RECORDS PROVIDED:
****************

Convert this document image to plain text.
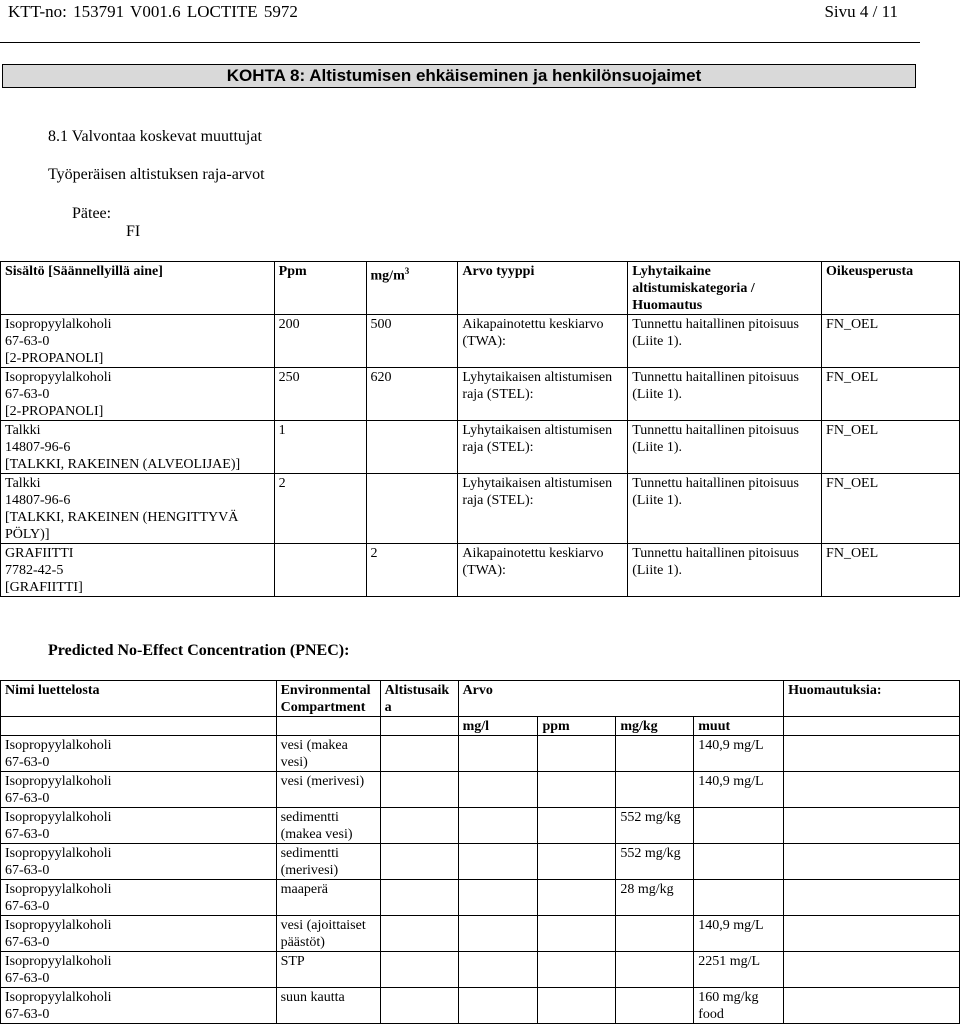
KTT-no: 153791 V001.6 LOCTITE 5972	Sivu 4 / 11
KOHTA 8: Altistumisen ehkäiseminen ja henkilönsuojaimet
8.1 Valvontaa koskevat muuttujat
Työperäisen altistuksen raja-arvot
Pätee:
FI
Sisältö [Säännellyillä aine]	Ppm	$mg/m^3$	Arvo tyyppi	Lyhytaikaine altistumiskategoria / Huomautus	Oikeusperusta

Isopropyylalkoholi
67-63-0
[2-PROPANOLI]	200	500	Aikapainotettu keskiarvo (TWA):	Tunnettu haitallinen pitoisuus (Liite 1).	FN_OEL

Isopropyylalkoholi
67-63-0
[2-PROPANOLI]	250	620	Lyhytaikaisen altistumisen raja (STEL):	Tunnettu haitallinen pitoisuus (Liite 1).	FN_OEL

Talkki
14807-96-6
[TALKKI, RAKEINEN (ALVEOLIJAE)]	1		Lyhytaikaisen altistumisen raja (STEL):	Tunnettu haitallinen pitoisuus (Liite 1).	FN_OEL

Talkki
14807-96-6
[TALKKI, RAKEINEN (HENGITTYVÄ PÖLY)]	2		Lyhytaikaisen altistumisen raja (STEL):	Tunnettu haitallinen pitoisuus (Liite 1).	FN_OEL

GRAFIITTI
7782-42-5
[GRAFIITTI]		2	Aikapainotettu keskiarvo (TWA):	Tunnettu haitallinen pitoisuus (Liite 1).	FN_OEL
Predicted No-Effect Concentration (PNEC):
Nimi luettelosta	Environmental Compartment	Altistusaik a	Arvo				Huomautuksia:
			mg/l	ppm	mg/kg	muut	

Isopropyylalkoholi
67-63-0	vesi (makea vesi)					140,9 mg/L	

Isopropyylalkoholi
67-63-0	vesi (merivesi)					140,9 mg/L	

Isopropyylalkoholi
67-63-0	sedimentti (makea vesi)				552 mg/kg		

Isopropyylalkoholi
67-63-0	sedimentti (merivesi)				552 mg/kg		

Isopropyylalkoholi
67-63-0	maaperä				28 mg/kg		

Isopropyylalkoholi
67-63-0	vesi (ajoittaiset päästöt)					140,9 mg/L	

Isopropyylalkoholi
67-63-0	STP					2251 mg/L	

Isopropyylalkoholi
67-63-0	suun kautta					160 mg/kg food	
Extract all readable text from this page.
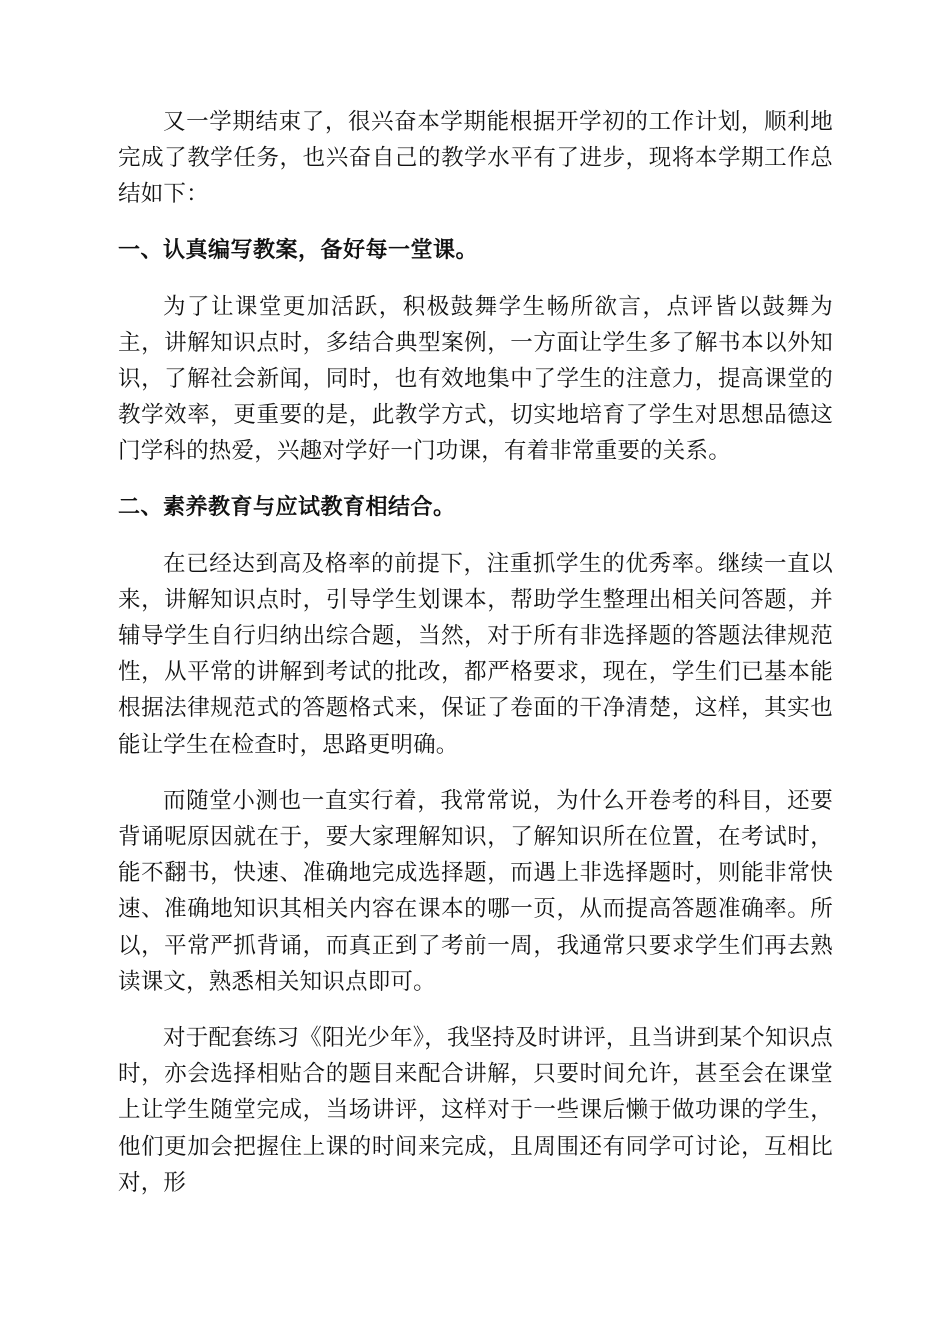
又一学期结束了，很兴奋本学期能根据开学初的工作计划，顺利地完成了教学任务，也兴奋自己的教学水平有了进步，现将本学期工作总结如下：

一、认真编写教案，备好每一堂课。

为了让课堂更加活跃，积极鼓舞学生畅所欲言，点评皆以鼓舞为主，讲解知识点时，多结合典型案例，一方面让学生多了解书本以外知识，了解社会新闻，同时，也有效地集中了学生的注意力，提高课堂的教学效率，更重要的是，此教学方式，切实地培育了学生对思想品德这门学科的热爱，兴趣对学好一门功课，有着非常重要的关系。

二、素养教育与应试教育相结合。

在已经达到高及格率的前提下，注重抓学生的优秀率。继续一直以来，讲解知识点时，引导学生划课本，帮助学生整理出相关问答题，并辅导学生自行归纳出综合题，当然，对于所有非选择题的答题法律规范性，从平常的讲解到考试的批改，都严格要求，现在，学生们已基本能根据法律规范式的答题格式来，保证了卷面的干净清楚，这样，其实也能让学生在检查时，思路更明确。

而随堂小测也一直实行着，我常常说，为什么开卷考的科目，还要背诵呢原因就在于，要大家理解知识，了解知识所在位置，在考试时，能不翻书，快速、准确地完成选择题，而遇上非选择题时，则能非常快速、准确地知识其相关内容在课本的哪一页，从而提高答题准确率。所以，平常严抓背诵，而真正到了考前一周，我通常只要求学生们再去熟读课文，熟悉相关知识点即可。

对于配套练习《阳光少年》，我坚持及时讲评，且当讲到某个知识点时，亦会选择相贴合的题目来配合讲解，只要时间允许，甚至会在课堂上让学生随堂完成，当场讲评，这样对于一些课后懒于做功课的学生，他们更加会把握住上课的时间来完成，且周围还有同学可讨论，互相比对，形
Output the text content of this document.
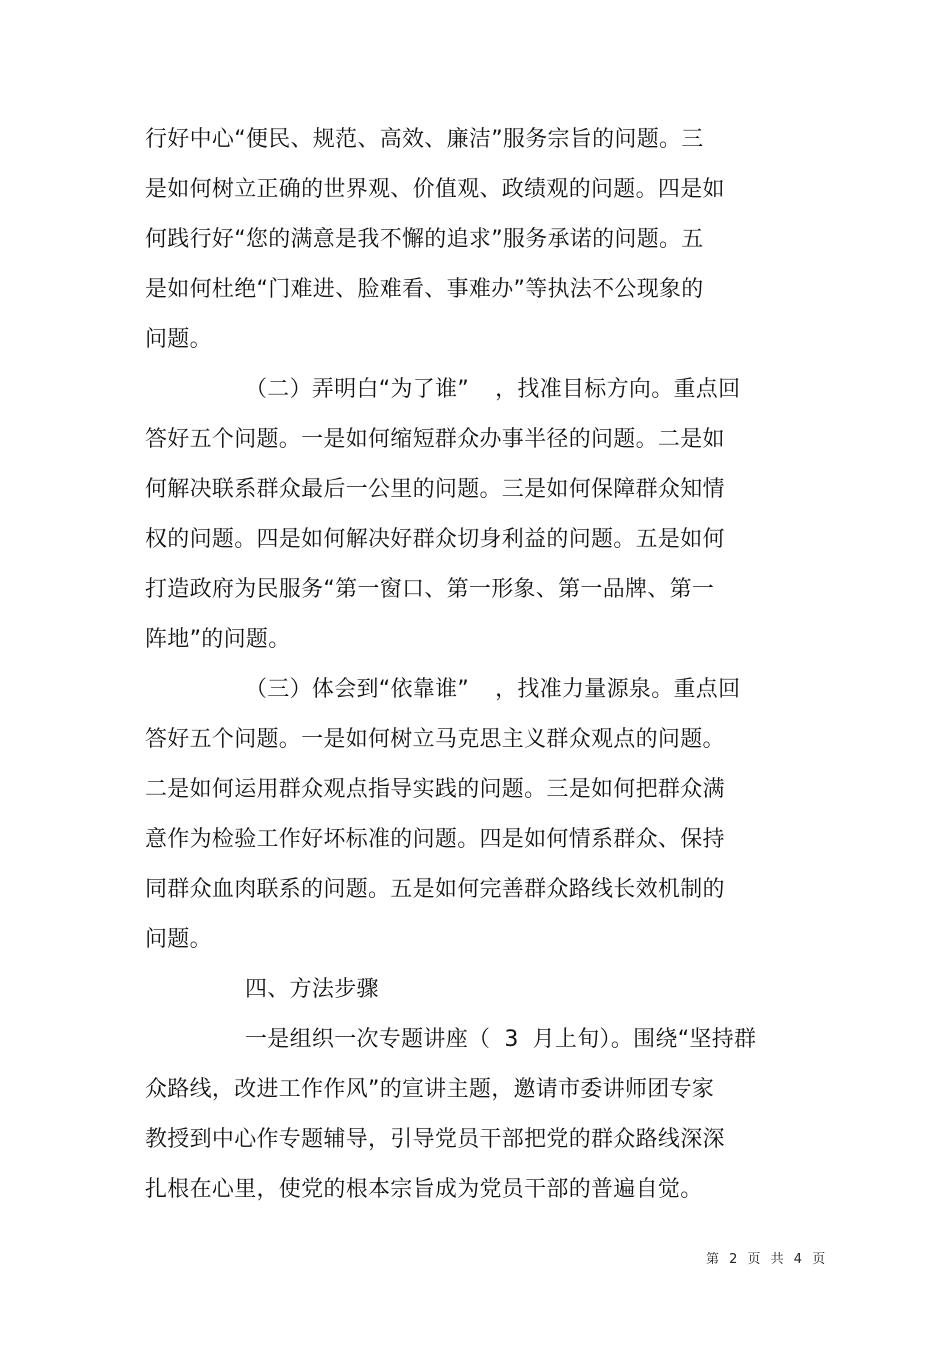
行好中心“便民、规范、高效、廉洁”服务宗旨的问题。三
是如何树立正确的世界观、价值观、政绩观的问题。四是如
何践行好“您的满意是我不懈的追求”服务承诺的问题。五
是如何杜绝“门难进、脸难看、事难办”等执法不公现象的
问题。
（二）弄明白“为了谁” ，找准目标方向。重点回
答好五个问题。一是如何缩短群众办事半径的问题。二是如
何解决联系群众最后一公里的问题。三是如何保障群众知情
权的问题。四是如何解决好群众切身利益的问题。五是如何
打造政府为民服务“第一窗口、第一形象、第一品牌、第一
阵地”的问题。
（三）体会到“依靠谁” ，找准力量源泉。重点回
答好五个问题。一是如何树立马克思主义群众观点的问题。
二是如何运用群众观点指导实践的问题。三是如何把群众满
意作为检验工作好坏标准的问题。四是如何情系群众、保持
同群众血肉联系的问题。五是如何完善群众路线长效机制的
问题。
四、方法步骤
一是组织一次专题讲座（ 3 月上旬）。围绕“坚持群
众路线，改进工作作风”的宣讲主题，邀请市委讲师团专家
教授到中心作专题辅导，引导党员干部把党的群众路线深深
扎根在心里，使党的根本宗旨成为党员干部的普遍自觉。
第 2 页 共 4 页
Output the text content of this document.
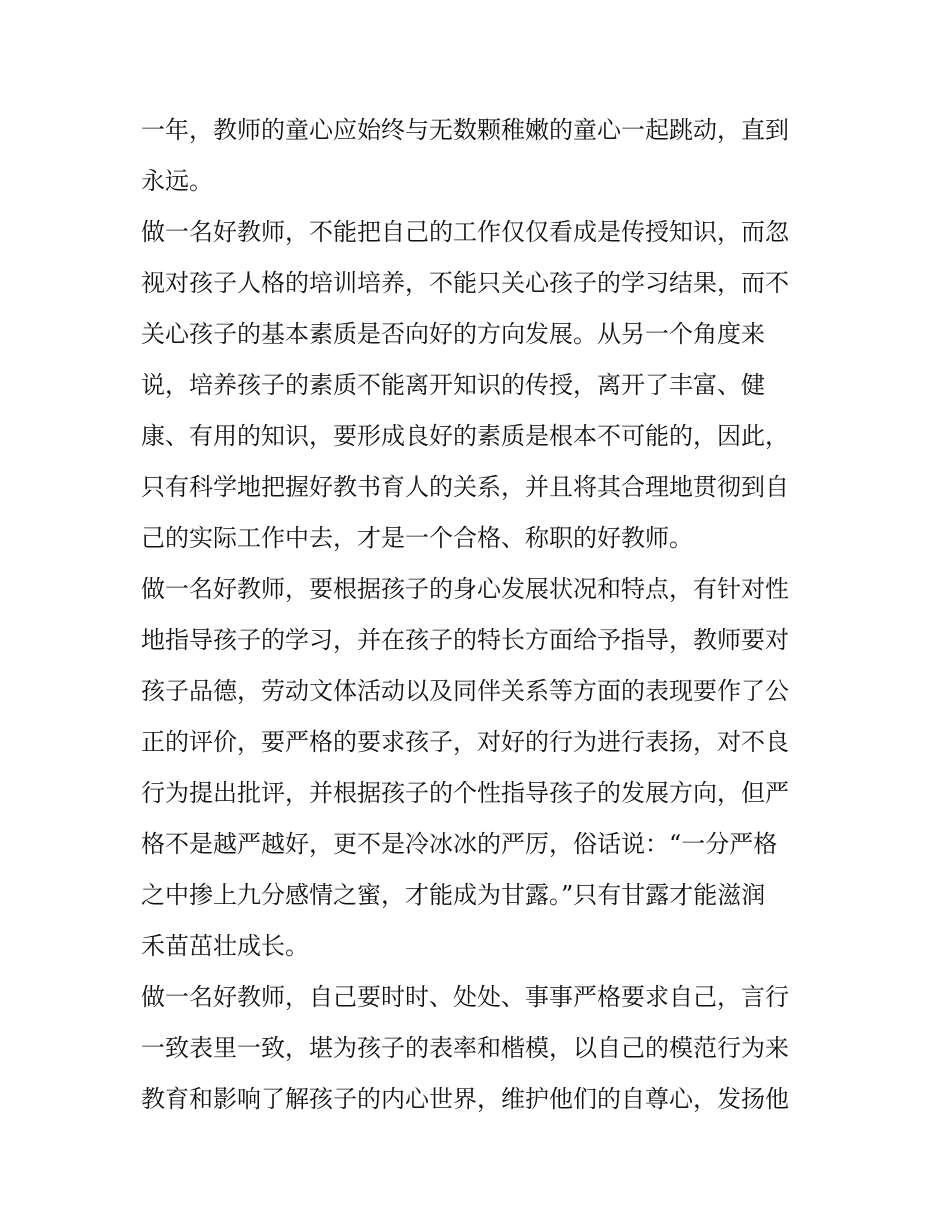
一年，教师的童心应始终与无数颗稚嫩的童心一起跳动，直到
永远。
做一名好教师，不能把自己的工作仅仅看成是传授知识，而忽
视对孩子人格的培训培养，不能只关心孩子的学习结果，而不
关心孩子的基本素质是否向好的方向发展。从另一个角度来
说，培养孩子的素质不能离开知识的传授，离开了丰富、健
康、有用的知识，要形成良好的素质是根本不可能的，因此，
只有科学地把握好教书育人的关系，并且将其合理地贯彻到自
己的实际工作中去，才是一个合格、称职的好教师。
做一名好教师，要根据孩子的身心发展状况和特点，有针对性
地指导孩子的学习，并在孩子的特长方面给予指导，教师要对
孩子品德，劳动文体活动以及同伴关系等方面的表现要作了公
正的评价，要严格的要求孩子，对好的行为进行表扬，对不良
行为提出批评，并根据孩子的个性指导孩子的发展方向，但严
格不是越严越好，更不是冷冰冰的严厉，俗话说：“一分严格
之中掺上九分感情之蜜，才能成为甘露。”只有甘露才能滋润
禾苗茁壮成长。
做一名好教师，自己要时时、处处、事事严格要求自己，言行
一致表里一致，堪为孩子的表率和楷模，以自己的模范行为来
教育和影响了解孩子的内心世界，维护他们的自尊心，发扬他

****************

INSTRUCTION: Make an exact reproduction of the listing above, without any pictures.

SOLUTION TO THIS TASK:
Convert this document image to plain text.
KTT-no: 153791 V001.6 LOCTITE 5972	Sivu 4 / 11
KOHTA 8: Altistumisen ehkäiseminen ja henkilönsuojaimet
8.1 Valvontaa koskevat muuttujat
Työperäisen altistuksen raja-arvot
Pätee:
FI
Sisältö [Säännellyillä aine]	Ppm	$mg/m^3$	Arvo tyyppi	Lyhytaikaine altistumiskategoria / Huomautus	Oikeusperusta

Isopropyylalkoholi
67-63-0
[2-PROPANOLI]	200	500	Aikapainotettu keskiarvo (TWA):	Tunnettu haitallinen pitoisuus (Liite 1).	FN_OEL

Isopropyylalkoholi
67-63-0
[2-PROPANOLI]	250	620	Lyhytaikaisen altistumisen raja (STEL):	Tunnettu haitallinen pitoisuus (Liite 1).	FN_OEL

Talkki
14807-96-6
[TALKKI, RAKEINEN (ALVEOLIJAE)]	1		Lyhytaikaisen altistumisen raja (STEL):	Tunnettu haitallinen pitoisuus (Liite 1).	FN_OEL

Talkki
14807-96-6
[TALKKI, RAKEINEN (HENGITTYVÄ PÖLY)]	2		Lyhytaikaisen altistumisen raja (STEL):	Tunnettu haitallinen pitoisuus (Liite 1).	FN_OEL

GRAFIITTI
7782-42-5
[GRAFIITTI]		2	Aikapainotettu keskiarvo (TWA):	Tunnettu haitallinen pitoisuus (Liite 1).	FN_OEL
Predicted No-Effect Concentration (PNEC):
Nimi luettelosta	Environmental Compartment	Altistusaik a	Arvo				Huomautuksia:
			mg/l	ppm	mg/kg	muut	

Isopropyylalkoholi
67-63-0	vesi (makea vesi)					140,9 mg/L	

Isopropyylalkoholi
67-63-0	vesi (merivesi)					140,9 mg/L	

Isopropyylalkoholi
67-63-0	sedimentti (makea vesi)				552 mg/kg		

Isopropyylalkoholi
67-63-0	sedimentti (merivesi)				552 mg/kg		

Isopropyylalkoholi
67-63-0	maaperä				28 mg/kg		

Isopropyylalkoholi
67-63-0	vesi (ajoittaiset päästöt)					140,9 mg/L	

Isopropyylalkoholi
67-63-0	STP					2251 mg/L	

Isopropyylalkoholi
67-63-0	suun kautta					160 mg/kg food	
Extract all readable text from this page.
又一学期结束了，很兴奋本学期能根据开学初的工作计划，顺利地完成了教学任务，也兴奋自己的教学水平有了进步，现将本学期工作总结如下：

一、认真编写教案，备好每一堂课。

为了让课堂更加活跃，积极鼓舞学生畅所欲言，点评皆以鼓舞为主，讲解知识点时，多结合典型案例，一方面让学生多了解书本以外知识，了解社会新闻，同时，也有效地集中了学生的注意力，提高课堂的教学效率，更重要的是，此教学方式，切实地培育了学生对思想品德这门学科的热爱，兴趣对学好一门功课，有着非常重要的关系。

二、素养教育与应试教育相结合。

在已经达到高及格率的前提下，注重抓学生的优秀率。继续一直以来，讲解知识点时，引导学生划课本，帮助学生整理出相关问答题，并辅导学生自行归纳出综合题，当然，对于所有非选择题的答题法律规范性，从平常的讲解到考试的批改，都严格要求，现在，学生们已基本能根据法律规范式的答题格式来，保证了卷面的干净清楚，这样，其实也能让学生在检查时，思路更明确。

而随堂小测也一直实行着，我常常说，为什么开卷考的科目，还要背诵呢原因就在于，要大家理解知识，了解知识所在位置，在考试时，能不翻书，快速、准确地完成选择题，而遇上非选择题时，则能非常快速、准确地知识其相关内容在课本的哪一页，从而提高答题准确率。所以，平常严抓背诵，而真正到了考前一周，我通常只要求学生们再去熟读课文，熟悉相关知识点即可。

对于配套练习《阳光少年》，我坚持及时讲评，且当讲到某个知识点时，亦会选择相贴合的题目来配合讲解，只要时间允许，甚至会在课堂上让学生随堂完成，当场讲评，这样对于一些课后懒于做功课的学生，他们更加会把握住上课的时间来完成，且周围还有同学可讨论，互相比对，形
Output the text content of this document.
行好中心“便民、规范、高效、廉洁”服务宗旨的问题。三
是如何树立正确的世界观、价值观、政绩观的问题。四是如
何践行好“您的满意是我不懈的追求”服务承诺的问题。五
是如何杜绝“门难进、脸难看、事难办”等执法不公现象的
问题。
（二）弄明白“为了谁” ，找准目标方向。重点回
答好五个问题。一是如何缩短群众办事半径的问题。二是如
何解决联系群众最后一公里的问题。三是如何保障群众知情
权的问题。四是如何解决好群众切身利益的问题。五是如何
打造政府为民服务“第一窗口、第一形象、第一品牌、第一
阵地”的问题。
（三）体会到“依靠谁” ，找准力量源泉。重点回
答好五个问题。一是如何树立马克思主义群众观点的问题。
二是如何运用群众观点指导实践的问题。三是如何把群众满
意作为检验工作好坏标准的问题。四是如何情系群众、保持
同群众血肉联系的问题。五是如何完善群众路线长效机制的
问题。
四、方法步骤
一是组织一次专题讲座（ 3 月上旬）。围绕“坚持群
众路线，改进工作作风”的宣讲主题，邀请市委讲师团专家
教授到中心作专题辅导，引导党员干部把党的群众路线深深
扎根在心里，使党的根本宗旨成为党员干部的普遍自觉。
第 2 页 共 4 页
Output the text content of this document.
一年，教师的童心应始终与无数颗稚嫩的童心一起跳动，直到
永远。
做一名好教师，不能把自己的工作仅仅看成是传授知识，而忽
视对孩子人格的培训培养，不能只关心孩子的学习结果，而不
关心孩子的基本素质是否向好的方向发展。从另一个角度来
说，培养孩子的素质不能离开知识的传授，离开了丰富、健
康、有用的知识，要形成良好的素质是根本不可能的，因此，
只有科学地把握好教书育人的关系，并且将其合理地贯彻到自
己的实际工作中去，才是一个合格、称职的好教师。
做一名好教师，要根据孩子的身心发展状况和特点，有针对性
地指导孩子的学习，并在孩子的特长方面给予指导，教师要对
孩子品德，劳动文体活动以及同伴关系等方面的表现要作了公
正的评价，要严格的要求孩子，对好的行为进行表扬，对不良
行为提出批评，并根据孩子的个性指导孩子的发展方向，但严
格不是越严越好，更不是冷冰冰的严厉，俗话说：“一分严格
之中掺上九分感情之蜜，才能成为甘露。”只有甘露才能滋润
禾苗茁壮成长。
做一名好教师，自己要时时、处处、事事严格要求自己，言行
一致表里一致，堪为孩子的表率和楷模，以自己的模范行为来
教育和影响了解孩子的内心世界，维护他们的自尊心，发扬他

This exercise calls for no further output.